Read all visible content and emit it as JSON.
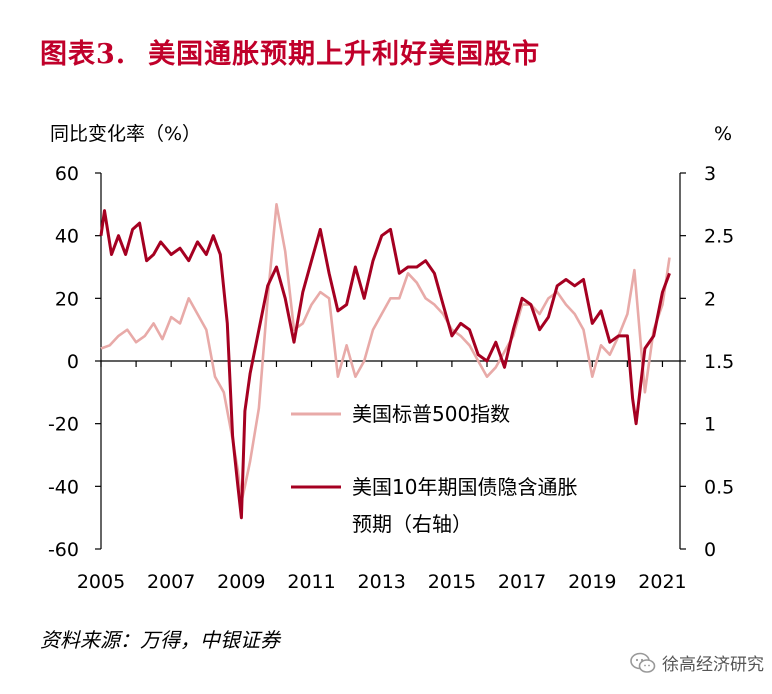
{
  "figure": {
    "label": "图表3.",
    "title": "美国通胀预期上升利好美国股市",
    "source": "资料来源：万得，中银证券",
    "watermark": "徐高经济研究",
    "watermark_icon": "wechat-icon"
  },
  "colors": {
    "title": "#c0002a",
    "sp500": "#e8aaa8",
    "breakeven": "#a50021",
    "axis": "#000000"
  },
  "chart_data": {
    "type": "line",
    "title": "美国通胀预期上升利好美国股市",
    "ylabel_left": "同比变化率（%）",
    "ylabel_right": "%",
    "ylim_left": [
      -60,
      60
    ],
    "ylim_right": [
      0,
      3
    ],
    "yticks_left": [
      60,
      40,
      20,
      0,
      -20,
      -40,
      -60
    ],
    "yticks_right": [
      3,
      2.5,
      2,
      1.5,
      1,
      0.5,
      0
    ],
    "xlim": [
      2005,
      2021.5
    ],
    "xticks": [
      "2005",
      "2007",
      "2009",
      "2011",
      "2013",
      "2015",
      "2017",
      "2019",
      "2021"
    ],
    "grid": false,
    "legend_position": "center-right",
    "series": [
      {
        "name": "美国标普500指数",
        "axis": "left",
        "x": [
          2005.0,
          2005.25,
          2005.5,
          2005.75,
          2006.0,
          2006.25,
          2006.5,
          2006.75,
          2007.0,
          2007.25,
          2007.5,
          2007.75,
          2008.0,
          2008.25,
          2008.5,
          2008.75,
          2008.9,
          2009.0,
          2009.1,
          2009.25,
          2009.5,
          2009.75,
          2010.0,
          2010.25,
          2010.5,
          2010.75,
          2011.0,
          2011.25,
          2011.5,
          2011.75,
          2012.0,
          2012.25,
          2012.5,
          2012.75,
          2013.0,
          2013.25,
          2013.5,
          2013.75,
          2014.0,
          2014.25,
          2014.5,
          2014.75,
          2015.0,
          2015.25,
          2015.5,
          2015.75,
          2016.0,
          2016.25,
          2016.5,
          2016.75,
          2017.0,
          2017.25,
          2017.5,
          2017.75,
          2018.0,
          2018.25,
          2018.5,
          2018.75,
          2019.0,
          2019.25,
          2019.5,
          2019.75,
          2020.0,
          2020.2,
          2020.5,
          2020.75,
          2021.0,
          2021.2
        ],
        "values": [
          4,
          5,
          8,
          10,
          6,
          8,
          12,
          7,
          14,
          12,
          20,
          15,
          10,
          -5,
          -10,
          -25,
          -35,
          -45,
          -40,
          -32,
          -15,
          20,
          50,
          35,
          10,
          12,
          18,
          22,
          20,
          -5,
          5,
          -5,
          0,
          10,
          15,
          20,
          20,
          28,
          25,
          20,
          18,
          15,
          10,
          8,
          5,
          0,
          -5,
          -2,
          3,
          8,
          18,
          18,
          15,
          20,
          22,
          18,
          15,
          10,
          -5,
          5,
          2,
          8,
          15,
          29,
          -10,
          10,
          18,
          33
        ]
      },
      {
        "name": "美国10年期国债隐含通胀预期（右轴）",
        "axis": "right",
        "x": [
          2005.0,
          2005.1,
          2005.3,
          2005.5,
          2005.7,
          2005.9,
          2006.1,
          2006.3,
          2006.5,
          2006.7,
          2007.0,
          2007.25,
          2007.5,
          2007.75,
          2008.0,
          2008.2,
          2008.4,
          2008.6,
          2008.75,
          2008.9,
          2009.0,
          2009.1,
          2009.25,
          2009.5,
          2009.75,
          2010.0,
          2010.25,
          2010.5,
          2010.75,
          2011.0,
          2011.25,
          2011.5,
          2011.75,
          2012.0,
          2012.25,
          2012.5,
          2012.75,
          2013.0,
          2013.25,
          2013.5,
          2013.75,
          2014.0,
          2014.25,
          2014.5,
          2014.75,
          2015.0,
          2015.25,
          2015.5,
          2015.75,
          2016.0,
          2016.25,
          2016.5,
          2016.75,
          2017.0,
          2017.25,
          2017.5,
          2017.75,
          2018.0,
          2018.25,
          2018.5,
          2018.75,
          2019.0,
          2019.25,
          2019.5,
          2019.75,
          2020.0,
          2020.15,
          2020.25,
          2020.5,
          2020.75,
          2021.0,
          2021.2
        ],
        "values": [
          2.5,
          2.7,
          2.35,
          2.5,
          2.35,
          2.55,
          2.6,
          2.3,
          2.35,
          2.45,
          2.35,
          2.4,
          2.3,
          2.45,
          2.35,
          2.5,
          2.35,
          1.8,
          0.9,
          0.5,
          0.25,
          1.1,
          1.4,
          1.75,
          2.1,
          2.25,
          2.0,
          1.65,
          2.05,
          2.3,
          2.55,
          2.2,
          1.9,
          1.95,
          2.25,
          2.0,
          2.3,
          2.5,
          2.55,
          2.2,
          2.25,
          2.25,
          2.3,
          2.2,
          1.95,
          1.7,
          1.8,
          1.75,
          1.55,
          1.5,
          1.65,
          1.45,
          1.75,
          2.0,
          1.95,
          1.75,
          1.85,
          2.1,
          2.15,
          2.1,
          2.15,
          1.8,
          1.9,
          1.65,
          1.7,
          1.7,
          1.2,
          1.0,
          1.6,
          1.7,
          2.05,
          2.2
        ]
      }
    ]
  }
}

━━━━

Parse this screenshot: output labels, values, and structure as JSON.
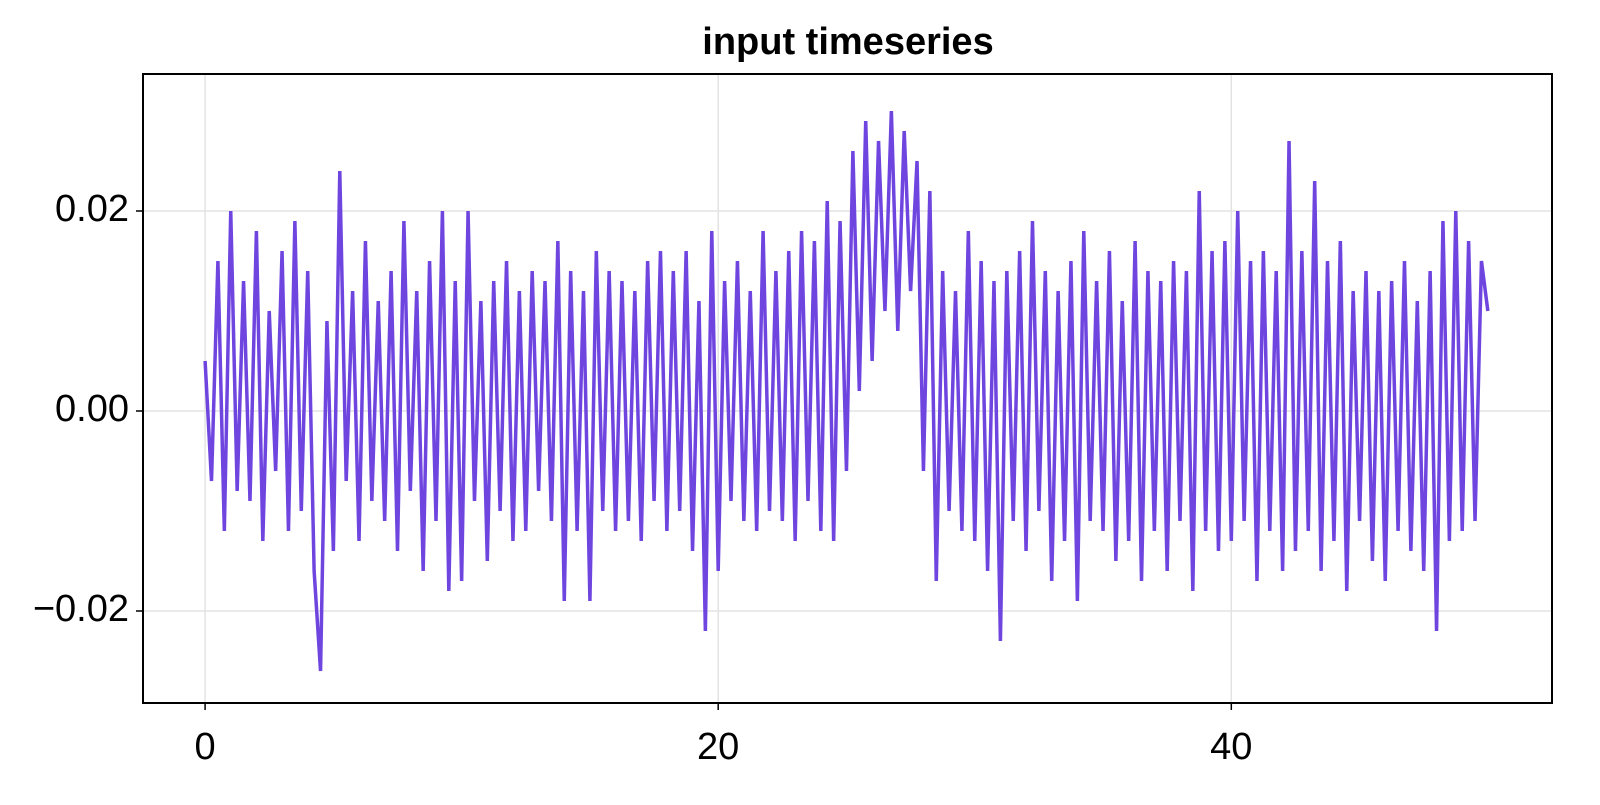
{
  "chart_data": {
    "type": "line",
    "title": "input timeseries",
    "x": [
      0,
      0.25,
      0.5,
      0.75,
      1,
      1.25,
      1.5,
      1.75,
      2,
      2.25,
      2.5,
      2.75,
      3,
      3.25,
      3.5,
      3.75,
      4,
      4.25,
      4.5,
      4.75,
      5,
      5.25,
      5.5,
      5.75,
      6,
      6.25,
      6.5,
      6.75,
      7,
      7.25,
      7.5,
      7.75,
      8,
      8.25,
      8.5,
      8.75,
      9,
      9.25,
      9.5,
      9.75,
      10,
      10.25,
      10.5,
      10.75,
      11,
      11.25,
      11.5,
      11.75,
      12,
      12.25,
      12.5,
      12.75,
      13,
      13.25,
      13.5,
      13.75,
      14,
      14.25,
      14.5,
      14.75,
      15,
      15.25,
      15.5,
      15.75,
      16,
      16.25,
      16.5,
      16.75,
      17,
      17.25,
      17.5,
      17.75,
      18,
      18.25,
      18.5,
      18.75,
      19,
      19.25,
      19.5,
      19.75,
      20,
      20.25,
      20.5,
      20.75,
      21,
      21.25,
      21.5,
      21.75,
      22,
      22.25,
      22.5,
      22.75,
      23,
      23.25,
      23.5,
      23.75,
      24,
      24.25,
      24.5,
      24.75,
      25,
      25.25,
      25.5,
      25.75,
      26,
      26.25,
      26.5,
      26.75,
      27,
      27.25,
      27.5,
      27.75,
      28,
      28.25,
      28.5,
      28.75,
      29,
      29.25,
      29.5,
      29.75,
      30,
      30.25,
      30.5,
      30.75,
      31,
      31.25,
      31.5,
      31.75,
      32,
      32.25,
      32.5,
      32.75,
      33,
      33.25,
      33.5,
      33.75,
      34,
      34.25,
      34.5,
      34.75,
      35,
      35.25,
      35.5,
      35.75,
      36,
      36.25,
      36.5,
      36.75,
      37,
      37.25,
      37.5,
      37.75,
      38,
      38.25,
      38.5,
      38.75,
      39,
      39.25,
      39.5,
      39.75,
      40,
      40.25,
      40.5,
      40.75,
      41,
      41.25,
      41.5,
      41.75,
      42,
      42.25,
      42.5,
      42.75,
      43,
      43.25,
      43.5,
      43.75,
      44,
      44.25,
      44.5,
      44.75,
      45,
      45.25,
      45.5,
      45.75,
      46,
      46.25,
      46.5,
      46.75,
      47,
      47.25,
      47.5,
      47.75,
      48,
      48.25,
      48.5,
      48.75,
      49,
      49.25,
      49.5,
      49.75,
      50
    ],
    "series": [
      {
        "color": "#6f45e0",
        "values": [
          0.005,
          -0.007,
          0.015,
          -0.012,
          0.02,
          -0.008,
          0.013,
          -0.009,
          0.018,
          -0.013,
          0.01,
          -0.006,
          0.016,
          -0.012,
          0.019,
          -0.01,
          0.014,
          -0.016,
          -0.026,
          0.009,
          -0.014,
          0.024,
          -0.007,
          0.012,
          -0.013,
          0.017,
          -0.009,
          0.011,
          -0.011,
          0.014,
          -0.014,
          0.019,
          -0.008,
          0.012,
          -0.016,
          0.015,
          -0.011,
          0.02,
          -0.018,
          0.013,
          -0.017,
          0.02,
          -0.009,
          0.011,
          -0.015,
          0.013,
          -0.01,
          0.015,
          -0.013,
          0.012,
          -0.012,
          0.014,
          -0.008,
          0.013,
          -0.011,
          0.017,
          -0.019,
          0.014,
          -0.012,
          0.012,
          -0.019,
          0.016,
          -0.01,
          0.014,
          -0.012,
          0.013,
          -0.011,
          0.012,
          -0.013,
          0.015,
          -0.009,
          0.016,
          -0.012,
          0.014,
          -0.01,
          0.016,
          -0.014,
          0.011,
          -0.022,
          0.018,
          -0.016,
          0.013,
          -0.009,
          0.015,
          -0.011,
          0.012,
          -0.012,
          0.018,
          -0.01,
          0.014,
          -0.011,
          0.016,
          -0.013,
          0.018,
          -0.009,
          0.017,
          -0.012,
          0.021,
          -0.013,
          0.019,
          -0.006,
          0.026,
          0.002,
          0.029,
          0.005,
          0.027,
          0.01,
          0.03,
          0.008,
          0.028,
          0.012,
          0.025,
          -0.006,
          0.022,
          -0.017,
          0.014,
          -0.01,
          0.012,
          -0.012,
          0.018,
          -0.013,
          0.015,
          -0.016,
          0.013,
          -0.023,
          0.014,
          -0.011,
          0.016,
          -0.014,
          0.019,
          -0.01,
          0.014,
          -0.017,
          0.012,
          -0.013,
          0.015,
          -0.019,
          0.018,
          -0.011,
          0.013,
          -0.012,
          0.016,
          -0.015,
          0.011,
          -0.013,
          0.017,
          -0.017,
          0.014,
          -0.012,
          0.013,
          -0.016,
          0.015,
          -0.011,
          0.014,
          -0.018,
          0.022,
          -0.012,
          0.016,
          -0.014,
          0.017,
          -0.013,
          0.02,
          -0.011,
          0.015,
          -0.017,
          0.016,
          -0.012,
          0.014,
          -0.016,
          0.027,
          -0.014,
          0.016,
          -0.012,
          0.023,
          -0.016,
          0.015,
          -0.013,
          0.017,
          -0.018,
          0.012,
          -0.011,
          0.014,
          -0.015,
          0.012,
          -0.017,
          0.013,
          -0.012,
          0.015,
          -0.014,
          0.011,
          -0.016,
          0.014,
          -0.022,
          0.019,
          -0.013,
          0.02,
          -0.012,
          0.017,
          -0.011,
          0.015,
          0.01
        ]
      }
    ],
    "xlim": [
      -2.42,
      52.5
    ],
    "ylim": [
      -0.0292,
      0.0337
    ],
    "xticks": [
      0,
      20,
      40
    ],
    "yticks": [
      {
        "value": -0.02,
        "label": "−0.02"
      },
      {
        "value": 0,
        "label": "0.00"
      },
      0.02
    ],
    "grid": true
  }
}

━━━━

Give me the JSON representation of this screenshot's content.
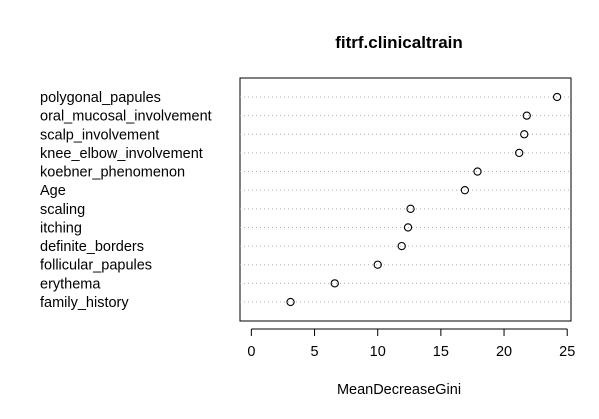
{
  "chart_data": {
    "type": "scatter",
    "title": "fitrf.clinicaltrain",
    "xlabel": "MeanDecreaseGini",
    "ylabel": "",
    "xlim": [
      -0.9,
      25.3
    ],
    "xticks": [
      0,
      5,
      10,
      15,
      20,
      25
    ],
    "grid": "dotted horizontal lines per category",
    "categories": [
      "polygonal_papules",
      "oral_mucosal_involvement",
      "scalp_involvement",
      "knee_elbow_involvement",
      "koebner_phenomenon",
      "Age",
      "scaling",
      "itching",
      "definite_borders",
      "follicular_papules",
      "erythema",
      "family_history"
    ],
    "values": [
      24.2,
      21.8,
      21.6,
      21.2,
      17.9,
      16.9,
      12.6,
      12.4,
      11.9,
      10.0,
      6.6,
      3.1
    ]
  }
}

━━━━

**WHAT THE TASK ASKS**
Give only the number of lines above that hold the string "name".

**ANSWER TO THIS PROBLEM**
2